----- INFORMATION GIVEN -----

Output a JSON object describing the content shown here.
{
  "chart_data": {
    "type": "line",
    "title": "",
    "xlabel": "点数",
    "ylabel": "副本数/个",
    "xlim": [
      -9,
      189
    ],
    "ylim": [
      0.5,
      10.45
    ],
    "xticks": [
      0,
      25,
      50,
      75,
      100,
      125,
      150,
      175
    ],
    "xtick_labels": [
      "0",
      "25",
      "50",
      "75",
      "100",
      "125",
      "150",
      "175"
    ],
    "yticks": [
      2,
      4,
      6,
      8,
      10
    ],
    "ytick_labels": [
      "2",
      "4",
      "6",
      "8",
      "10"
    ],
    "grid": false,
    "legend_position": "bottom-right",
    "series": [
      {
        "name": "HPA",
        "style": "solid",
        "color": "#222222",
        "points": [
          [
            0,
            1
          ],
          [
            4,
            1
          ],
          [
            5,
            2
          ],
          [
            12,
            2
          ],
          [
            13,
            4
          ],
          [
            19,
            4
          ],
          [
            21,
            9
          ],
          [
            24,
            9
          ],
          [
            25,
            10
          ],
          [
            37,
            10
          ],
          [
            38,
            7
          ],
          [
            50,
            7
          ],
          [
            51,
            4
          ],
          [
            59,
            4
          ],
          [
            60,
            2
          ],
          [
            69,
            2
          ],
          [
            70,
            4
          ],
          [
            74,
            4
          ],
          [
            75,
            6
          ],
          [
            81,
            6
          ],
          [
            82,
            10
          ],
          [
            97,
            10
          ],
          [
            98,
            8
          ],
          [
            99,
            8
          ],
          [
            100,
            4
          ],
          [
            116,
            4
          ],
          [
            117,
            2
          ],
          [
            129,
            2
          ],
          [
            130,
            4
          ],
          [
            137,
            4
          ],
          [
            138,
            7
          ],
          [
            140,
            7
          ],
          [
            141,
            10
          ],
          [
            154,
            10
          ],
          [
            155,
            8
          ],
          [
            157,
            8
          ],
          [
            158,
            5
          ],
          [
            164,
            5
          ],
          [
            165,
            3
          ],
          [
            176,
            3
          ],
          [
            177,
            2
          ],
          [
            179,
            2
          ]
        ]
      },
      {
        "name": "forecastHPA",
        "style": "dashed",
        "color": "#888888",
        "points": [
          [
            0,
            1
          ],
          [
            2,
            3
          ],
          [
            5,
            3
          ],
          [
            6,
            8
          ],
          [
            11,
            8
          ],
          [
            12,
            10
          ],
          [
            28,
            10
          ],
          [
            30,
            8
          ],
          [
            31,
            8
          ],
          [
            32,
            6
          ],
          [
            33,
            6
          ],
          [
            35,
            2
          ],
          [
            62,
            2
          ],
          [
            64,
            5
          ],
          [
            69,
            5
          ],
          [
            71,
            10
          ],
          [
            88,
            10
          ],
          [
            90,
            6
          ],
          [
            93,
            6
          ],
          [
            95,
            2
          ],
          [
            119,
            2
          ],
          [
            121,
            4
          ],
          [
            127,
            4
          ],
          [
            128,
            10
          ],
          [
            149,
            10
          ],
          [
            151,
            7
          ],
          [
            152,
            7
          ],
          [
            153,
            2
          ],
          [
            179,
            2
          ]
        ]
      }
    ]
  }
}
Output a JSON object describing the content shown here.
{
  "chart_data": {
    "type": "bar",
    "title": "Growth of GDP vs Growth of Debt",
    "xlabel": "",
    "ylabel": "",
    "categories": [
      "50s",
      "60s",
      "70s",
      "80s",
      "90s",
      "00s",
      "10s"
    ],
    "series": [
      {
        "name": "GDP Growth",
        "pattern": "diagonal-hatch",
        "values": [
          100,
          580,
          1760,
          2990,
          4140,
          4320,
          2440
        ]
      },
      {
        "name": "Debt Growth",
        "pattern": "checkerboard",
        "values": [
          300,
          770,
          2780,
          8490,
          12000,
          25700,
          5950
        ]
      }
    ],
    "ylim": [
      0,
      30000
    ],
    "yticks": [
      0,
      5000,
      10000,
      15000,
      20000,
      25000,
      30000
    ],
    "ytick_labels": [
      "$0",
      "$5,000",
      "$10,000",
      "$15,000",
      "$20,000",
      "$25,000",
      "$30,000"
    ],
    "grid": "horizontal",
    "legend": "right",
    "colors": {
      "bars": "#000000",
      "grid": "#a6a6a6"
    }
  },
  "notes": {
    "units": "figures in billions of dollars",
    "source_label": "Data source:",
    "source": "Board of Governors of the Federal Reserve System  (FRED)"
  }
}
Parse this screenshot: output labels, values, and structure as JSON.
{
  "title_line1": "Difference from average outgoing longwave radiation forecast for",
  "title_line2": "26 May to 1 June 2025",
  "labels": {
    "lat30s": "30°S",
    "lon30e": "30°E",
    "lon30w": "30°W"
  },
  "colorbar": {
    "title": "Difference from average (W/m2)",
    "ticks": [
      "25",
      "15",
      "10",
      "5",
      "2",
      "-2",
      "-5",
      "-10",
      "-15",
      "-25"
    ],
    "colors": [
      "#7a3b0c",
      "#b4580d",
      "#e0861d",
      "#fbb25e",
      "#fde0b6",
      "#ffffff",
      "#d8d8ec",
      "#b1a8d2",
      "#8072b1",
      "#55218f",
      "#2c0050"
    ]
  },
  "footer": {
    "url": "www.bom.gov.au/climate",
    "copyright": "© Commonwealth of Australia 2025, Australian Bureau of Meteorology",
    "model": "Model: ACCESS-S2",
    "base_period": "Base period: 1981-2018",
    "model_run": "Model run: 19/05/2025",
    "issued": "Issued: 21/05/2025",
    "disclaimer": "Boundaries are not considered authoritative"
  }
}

-----

EXERCISE DETAILS: Please restate the records in full, word for word.

TASK RESULT:
Output a JSON object describing the content shown here.
{
  "chart_data": {
    "type": "line",
    "title": "",
    "xlabel": "点数",
    "ylabel": "副本数/个",
    "xlim": [
      -9,
      189
    ],
    "ylim": [
      0.5,
      10.45
    ],
    "xticks": [
      0,
      25,
      50,
      75,
      100,
      125,
      150,
      175
    ],
    "xtick_labels": [
      "0",
      "25",
      "50",
      "75",
      "100",
      "125",
      "150",
      "175"
    ],
    "yticks": [
      2,
      4,
      6,
      8,
      10
    ],
    "ytick_labels": [
      "2",
      "4",
      "6",
      "8",
      "10"
    ],
    "grid": false,
    "legend_position": "bottom-right",
    "series": [
      {
        "name": "HPA",
        "style": "solid",
        "color": "#222222",
        "points": [
          [
            0,
            1
          ],
          [
            4,
            1
          ],
          [
            5,
            2
          ],
          [
            12,
            2
          ],
          [
            13,
            4
          ],
          [
            19,
            4
          ],
          [
            21,
            9
          ],
          [
            24,
            9
          ],
          [
            25,
            10
          ],
          [
            37,
            10
          ],
          [
            38,
            7
          ],
          [
            50,
            7
          ],
          [
            51,
            4
          ],
          [
            59,
            4
          ],
          [
            60,
            2
          ],
          [
            69,
            2
          ],
          [
            70,
            4
          ],
          [
            74,
            4
          ],
          [
            75,
            6
          ],
          [
            81,
            6
          ],
          [
            82,
            10
          ],
          [
            97,
            10
          ],
          [
            98,
            8
          ],
          [
            99,
            8
          ],
          [
            100,
            4
          ],
          [
            116,
            4
          ],
          [
            117,
            2
          ],
          [
            129,
            2
          ],
          [
            130,
            4
          ],
          [
            137,
            4
          ],
          [
            138,
            7
          ],
          [
            140,
            7
          ],
          [
            141,
            10
          ],
          [
            154,
            10
          ],
          [
            155,
            8
          ],
          [
            157,
            8
          ],
          [
            158,
            5
          ],
          [
            164,
            5
          ],
          [
            165,
            3
          ],
          [
            176,
            3
          ],
          [
            177,
            2
          ],
          [
            179,
            2
          ]
        ]
      },
      {
        "name": "forecastHPA",
        "style": "dashed",
        "color": "#888888",
        "points": [
          [
            0,
            1
          ],
          [
            2,
            3
          ],
          [
            5,
            3
          ],
          [
            6,
            8
          ],
          [
            11,
            8
          ],
          [
            12,
            10
          ],
          [
            28,
            10
          ],
          [
            30,
            8
          ],
          [
            31,
            8
          ],
          [
            32,
            6
          ],
          [
            33,
            6
          ],
          [
            35,
            2
          ],
          [
            62,
            2
          ],
          [
            64,
            5
          ],
          [
            69,
            5
          ],
          [
            71,
            10
          ],
          [
            88,
            10
          ],
          [
            90,
            6
          ],
          [
            93,
            6
          ],
          [
            95,
            2
          ],
          [
            119,
            2
          ],
          [
            121,
            4
          ],
          [
            127,
            4
          ],
          [
            128,
            10
          ],
          [
            149,
            10
          ],
          [
            151,
            7
          ],
          [
            152,
            7
          ],
          [
            153,
            2
          ],
          [
            179,
            2
          ]
        ]
      }
    ]
  }
}
Output a JSON object describing the content shown here.
{
  "chart_data": {
    "type": "bar",
    "title": "Growth of GDP vs Growth of Debt",
    "xlabel": "",
    "ylabel": "",
    "categories": [
      "50s",
      "60s",
      "70s",
      "80s",
      "90s",
      "00s",
      "10s"
    ],
    "series": [
      {
        "name": "GDP Growth",
        "pattern": "diagonal-hatch",
        "values": [
          100,
          580,
          1760,
          2990,
          4140,
          4320,
          2440
        ]
      },
      {
        "name": "Debt Growth",
        "pattern": "checkerboard",
        "values": [
          300,
          770,
          2780,
          8490,
          12000,
          25700,
          5950
        ]
      }
    ],
    "ylim": [
      0,
      30000
    ],
    "yticks": [
      0,
      5000,
      10000,
      15000,
      20000,
      25000,
      30000
    ],
    "ytick_labels": [
      "$0",
      "$5,000",
      "$10,000",
      "$15,000",
      "$20,000",
      "$25,000",
      "$30,000"
    ],
    "grid": "horizontal",
    "legend": "right",
    "colors": {
      "bars": "#000000",
      "grid": "#a6a6a6"
    }
  },
  "notes": {
    "units": "figures in billions of dollars",
    "source_label": "Data source:",
    "source": "Board of Governors of the Federal Reserve System  (FRED)"
  }
}
Parse this screenshot: output labels, values, and structure as JSON.
{
  "title_line1": "Difference from average outgoing longwave radiation forecast for",
  "title_line2": "26 May to 1 June 2025",
  "labels": {
    "lat30s": "30°S",
    "lon30e": "30°E",
    "lon30w": "30°W"
  },
  "colorbar": {
    "title": "Difference from average (W/m2)",
    "ticks": [
      "25",
      "15",
      "10",
      "5",
      "2",
      "-2",
      "-5",
      "-10",
      "-15",
      "-25"
    ],
    "colors": [
      "#7a3b0c",
      "#b4580d",
      "#e0861d",
      "#fbb25e",
      "#fde0b6",
      "#ffffff",
      "#d8d8ec",
      "#b1a8d2",
      "#8072b1",
      "#55218f",
      "#2c0050"
    ]
  },
  "footer": {
    "url": "www.bom.gov.au/climate",
    "copyright": "© Commonwealth of Australia 2025, Australian Bureau of Meteorology",
    "model": "Model: ACCESS-S2",
    "base_period": "Base period: 1981-2018",
    "model_run": "Model run: 19/05/2025",
    "issued": "Issued: 21/05/2025",
    "disclaimer": "Boundaries are not considered authoritative"
  }
}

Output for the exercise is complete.